Some records ::
########################################

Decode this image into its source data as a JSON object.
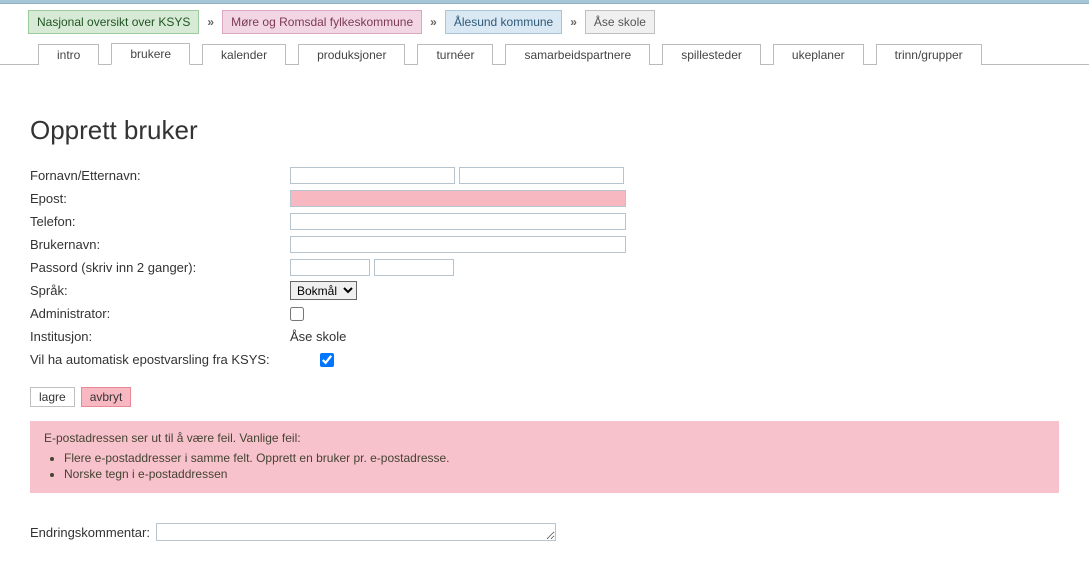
{
  "breadcrumbs": {
    "sep": "»",
    "items": [
      {
        "label": "Nasjonal oversikt over KSYS",
        "cls": "crumb-green"
      },
      {
        "label": "Møre og Romsdal fylkeskommune",
        "cls": "crumb-red"
      },
      {
        "label": "Ålesund kommune",
        "cls": "crumb-blue"
      },
      {
        "label": "Åse skole",
        "cls": "crumb-gray"
      }
    ]
  },
  "tabs": [
    {
      "label": "intro",
      "active": false
    },
    {
      "label": "brukere",
      "active": true
    },
    {
      "label": "kalender",
      "active": false
    },
    {
      "label": "produksjoner",
      "active": false
    },
    {
      "label": "turnéer",
      "active": false
    },
    {
      "label": "samarbeidspartnere",
      "active": false
    },
    {
      "label": "spillesteder",
      "active": false
    },
    {
      "label": "ukeplaner",
      "active": false
    },
    {
      "label": "trinn/grupper",
      "active": false
    }
  ],
  "page": {
    "title": "Opprett bruker"
  },
  "form": {
    "fornavn_label": "Fornavn/Etternavn:",
    "fornavn_value": "",
    "etternavn_value": "",
    "epost_label": "Epost:",
    "epost_value": "",
    "telefon_label": "Telefon:",
    "telefon_value": "",
    "brukernavn_label": "Brukernavn:",
    "brukernavn_value": "",
    "passord_label": "Passord (skriv inn 2 ganger):",
    "pass1_value": "",
    "pass2_value": "",
    "sprak_label": "Språk:",
    "sprak_selected": "Bokmål",
    "admin_label": "Administrator:",
    "admin_checked": false,
    "institusjon_label": "Institusjon:",
    "institusjon_value": "Åse skole",
    "varsling_label": "Vil ha automatisk epostvarsling fra KSYS:",
    "varsling_checked": true
  },
  "buttons": {
    "save": "lagre",
    "cancel": "avbryt"
  },
  "error": {
    "heading": "E-postadressen ser ut til å være feil. Vanlige feil:",
    "items": [
      "Flere e-postaddresser i samme felt. Opprett en bruker pr. e-postadresse.",
      "Norske tegn i e-postaddressen"
    ]
  },
  "comment": {
    "label": "Endringskommentar:",
    "value": ""
  }
}
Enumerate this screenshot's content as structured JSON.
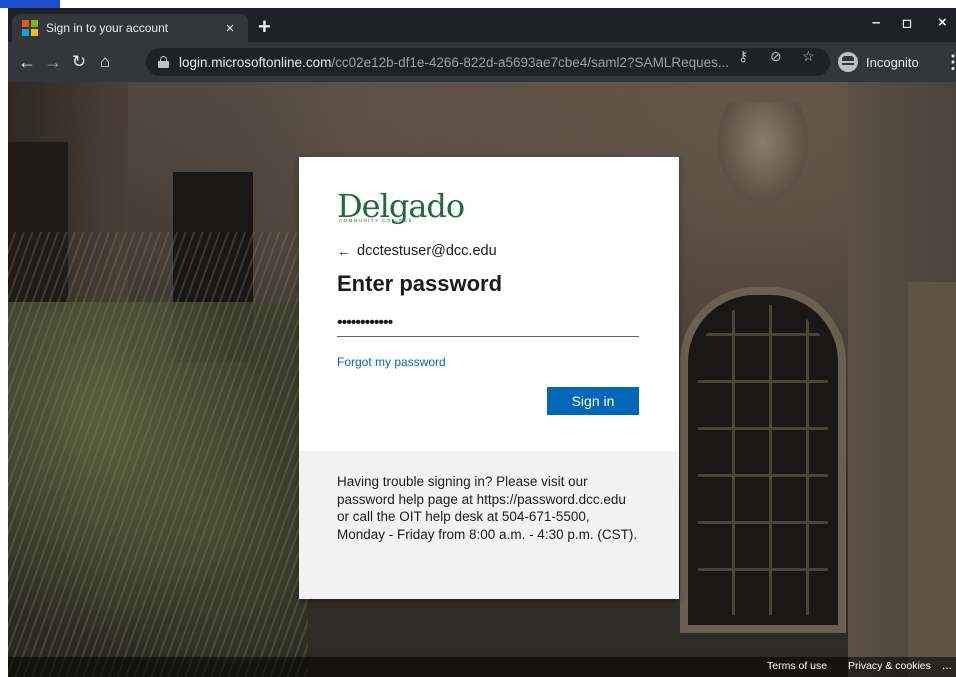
{
  "browser": {
    "tab_title": "Sign in to your account",
    "new_tab": "+",
    "close_tab": "×",
    "url_host": "login.microsoftonline.com",
    "url_path": "/cc02e12b-df1e-4266-822d-a5693ae7cbe4/saml2?SAMLReques...",
    "incognito_label": "Incognito",
    "icons": [
      "back-icon",
      "forward-icon",
      "reload-icon",
      "home-icon",
      "lock-icon",
      "key-icon",
      "eye-off-icon",
      "star-icon",
      "incognito-icon",
      "more-icon"
    ],
    "window_controls": [
      "minimize",
      "maximize",
      "close"
    ]
  },
  "signin": {
    "logo_text": "Delgado",
    "logo_sub": "COMMUNITY COLLEGE",
    "back_arrow": "←",
    "username": "dcctestuser@dcc.edu",
    "heading": "Enter password",
    "password_mask": "••••••••••••",
    "forgot_link": "Forgot my password",
    "signin_button": "Sign in",
    "brand_color": "#1f6b3a",
    "accent_color": "#0067b8"
  },
  "help": {
    "text": "Having trouble signing in? Please visit our password help page at https://password.dcc.edu or call the OIT help desk at 504-671-5500, Monday - Friday from 8:00 a.m. - 4:30 p.m. (CST)."
  },
  "footer": {
    "terms": "Terms of use",
    "privacy": "Privacy & cookies",
    "more": "..."
  }
}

########################################

EXERCISE TASK ::
Find the string "skole" in the records, then copy each line where it occurs.

WRITTEN RESPONSE ::
        "label": "Åse skole",
    "institusjon_value": "Åse skole",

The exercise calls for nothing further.